● GIVEN INSTRUCTION 1: Please edit the entries from the first line up to and including the line with "status-item: • OAA workgroup evaluated", replacing "Governance" with "Steering Committee" and keeping everything else the same.

● SUPPLIED PASSAGE:
______________________________

Kabaka of Buganda
- Reign: 2 August 1888 – 21 October 1888
- Predecessor: Mwanga II of Buganda
- Successor: Kalema of Buganda
- Born: Prior to 1856 Nakatema
- Died: 1889
- Burial: Masanafu, Kyaddondo
- Spouse: 1. Lady Bukirwa Nassaza 2. Lady Butema 3. Lady Kajja 4. Lady Lozaliya 5. Lady Luleba, Omusenero 6. Lady Namubiru 7. Lady Balirwa 8. Lady Namuli, Omufumbiro 9. Naabakyaala Namusoke, Kaddulubaale 10. Lady Nambajjwe 11. Lady Nambi I 12. Lady Nambi II 13. Lady Nambi III 14. Lady Tebalyayeebwa, Omulindamazzi 15. Lady Teyansigira 16. Lady Lwandeeta 17. Naabakyaala Zandaba, the Namasole, previously the Kaddulubaale 18. Naabakyaala Mbagumidde, the Kabejja 19. Lady Bwangu 20. Lady Sabaddu
- Father: Muteesa I of Buganda
- Mother: Namasole Kiribakka

= Kiweewa of Buganda =

Mutebi Nnyonyintono Kiweewa was the 32nd Kabaka of the Kingdom of Buganda from 2 August 1888 until 21 October 1888.

______________________________

● SUPPLIED RECORDS:

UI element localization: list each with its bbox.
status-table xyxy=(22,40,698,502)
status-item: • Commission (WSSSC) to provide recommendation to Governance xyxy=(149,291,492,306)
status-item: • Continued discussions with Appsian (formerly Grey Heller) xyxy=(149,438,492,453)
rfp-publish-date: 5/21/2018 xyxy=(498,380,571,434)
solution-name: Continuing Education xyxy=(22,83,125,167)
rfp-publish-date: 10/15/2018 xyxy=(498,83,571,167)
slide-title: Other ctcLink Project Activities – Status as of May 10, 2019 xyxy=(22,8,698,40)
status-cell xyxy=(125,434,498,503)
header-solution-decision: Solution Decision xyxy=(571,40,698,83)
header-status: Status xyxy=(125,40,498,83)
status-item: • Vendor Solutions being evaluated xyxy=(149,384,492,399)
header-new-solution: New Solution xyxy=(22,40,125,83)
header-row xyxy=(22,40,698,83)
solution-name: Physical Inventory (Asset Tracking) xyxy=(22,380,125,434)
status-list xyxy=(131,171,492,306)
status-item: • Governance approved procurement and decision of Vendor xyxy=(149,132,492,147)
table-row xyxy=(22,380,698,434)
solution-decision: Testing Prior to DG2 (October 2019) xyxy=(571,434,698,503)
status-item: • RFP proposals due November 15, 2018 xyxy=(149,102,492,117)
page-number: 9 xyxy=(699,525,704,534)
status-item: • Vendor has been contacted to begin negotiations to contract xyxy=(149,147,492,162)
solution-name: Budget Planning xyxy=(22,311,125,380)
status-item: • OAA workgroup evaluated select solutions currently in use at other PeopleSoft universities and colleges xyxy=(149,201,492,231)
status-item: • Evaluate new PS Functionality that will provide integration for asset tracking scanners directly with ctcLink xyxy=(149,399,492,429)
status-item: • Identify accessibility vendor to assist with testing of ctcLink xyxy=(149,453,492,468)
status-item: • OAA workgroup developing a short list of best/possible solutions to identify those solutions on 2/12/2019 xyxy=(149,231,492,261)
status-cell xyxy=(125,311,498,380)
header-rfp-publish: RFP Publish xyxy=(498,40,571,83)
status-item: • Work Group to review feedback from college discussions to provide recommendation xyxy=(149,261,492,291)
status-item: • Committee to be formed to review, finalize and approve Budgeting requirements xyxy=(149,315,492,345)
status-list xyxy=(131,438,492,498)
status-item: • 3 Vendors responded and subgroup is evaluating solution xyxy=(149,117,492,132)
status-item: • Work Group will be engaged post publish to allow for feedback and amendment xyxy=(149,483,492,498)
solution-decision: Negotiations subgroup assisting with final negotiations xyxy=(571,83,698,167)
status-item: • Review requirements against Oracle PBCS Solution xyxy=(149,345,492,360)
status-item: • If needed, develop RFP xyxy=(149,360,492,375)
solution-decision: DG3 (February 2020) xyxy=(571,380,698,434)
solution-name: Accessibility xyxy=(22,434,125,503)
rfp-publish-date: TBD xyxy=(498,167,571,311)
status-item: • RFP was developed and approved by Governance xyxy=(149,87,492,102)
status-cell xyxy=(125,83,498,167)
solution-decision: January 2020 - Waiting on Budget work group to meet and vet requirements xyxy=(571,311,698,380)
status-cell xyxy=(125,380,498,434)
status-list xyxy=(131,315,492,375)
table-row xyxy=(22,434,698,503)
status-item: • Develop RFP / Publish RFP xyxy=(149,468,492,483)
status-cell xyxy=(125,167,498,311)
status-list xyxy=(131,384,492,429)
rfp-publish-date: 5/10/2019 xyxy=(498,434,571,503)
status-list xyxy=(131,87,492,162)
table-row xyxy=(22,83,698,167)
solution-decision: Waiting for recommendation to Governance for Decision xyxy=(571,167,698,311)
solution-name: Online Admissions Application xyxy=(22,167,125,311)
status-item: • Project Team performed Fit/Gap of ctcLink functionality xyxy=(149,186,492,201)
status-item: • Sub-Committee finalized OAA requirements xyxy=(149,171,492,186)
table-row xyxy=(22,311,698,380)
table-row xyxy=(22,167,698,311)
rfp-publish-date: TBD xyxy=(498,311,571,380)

______________________________

● GIVEN INSTRUCTION 2: Summarize the passage on Kiweewa of Buganda in one sentence.

● REPLY 1:
UI element localization: list each with its bbox.
status-table xyxy=(22,40,698,502)
status-item: • Commission (WSSSC) to provide recommendation to Steering Committee xyxy=(149,291,492,306)
status-item: • Continued discussions with Appsian (formerly Grey Heller) xyxy=(149,438,492,453)
rfp-publish-date: 5/21/2018 xyxy=(498,380,571,434)
solution-name: Continuing Education xyxy=(22,83,125,167)
rfp-publish-date: 10/15/2018 xyxy=(498,83,571,167)
slide-title: Other ctcLink Project Activities – Status as of May 10, 2019 xyxy=(22,8,698,40)
status-cell xyxy=(125,434,498,503)
header-solution-decision: Solution Decision xyxy=(571,40,698,83)
header-status: Status xyxy=(125,40,498,83)
status-item: • Vendor Solutions being evaluated xyxy=(149,384,492,399)
header-new-solution: New Solution xyxy=(22,40,125,83)
header-row xyxy=(22,40,698,83)
solution-name: Physical Inventory (Asset Tracking) xyxy=(22,380,125,434)
status-list xyxy=(131,171,492,306)
status-item: • Steering Committee approved procurement and decision of Vendor xyxy=(149,132,492,147)
table-row xyxy=(22,380,698,434)
solution-decision: Testing Prior to DG2 (October 2019) xyxy=(571,434,698,503)
status-item: • RFP proposals due November 15, 2018 xyxy=(149,102,492,117)
page-number: 9 xyxy=(699,525,704,534)
status-item: • Vendor has been contacted to begin negotiations to contract xyxy=(149,147,492,162)
solution-name: Budget Planning xyxy=(22,311,125,380)
status-item: • OAA workgroup evaluated select solutions currently in use at other PeopleSoft universities and colleges xyxy=(149,201,492,231)

● REPLY 2: Mutebi Nnyonyintono Kiweewa, son of Muteesa I and Namasole Kiribakka, was the 32nd Kabaka of Buganda from 2 August 1888 until 21 October 1888, succeeding Mwanga II and succeeded by Kalema.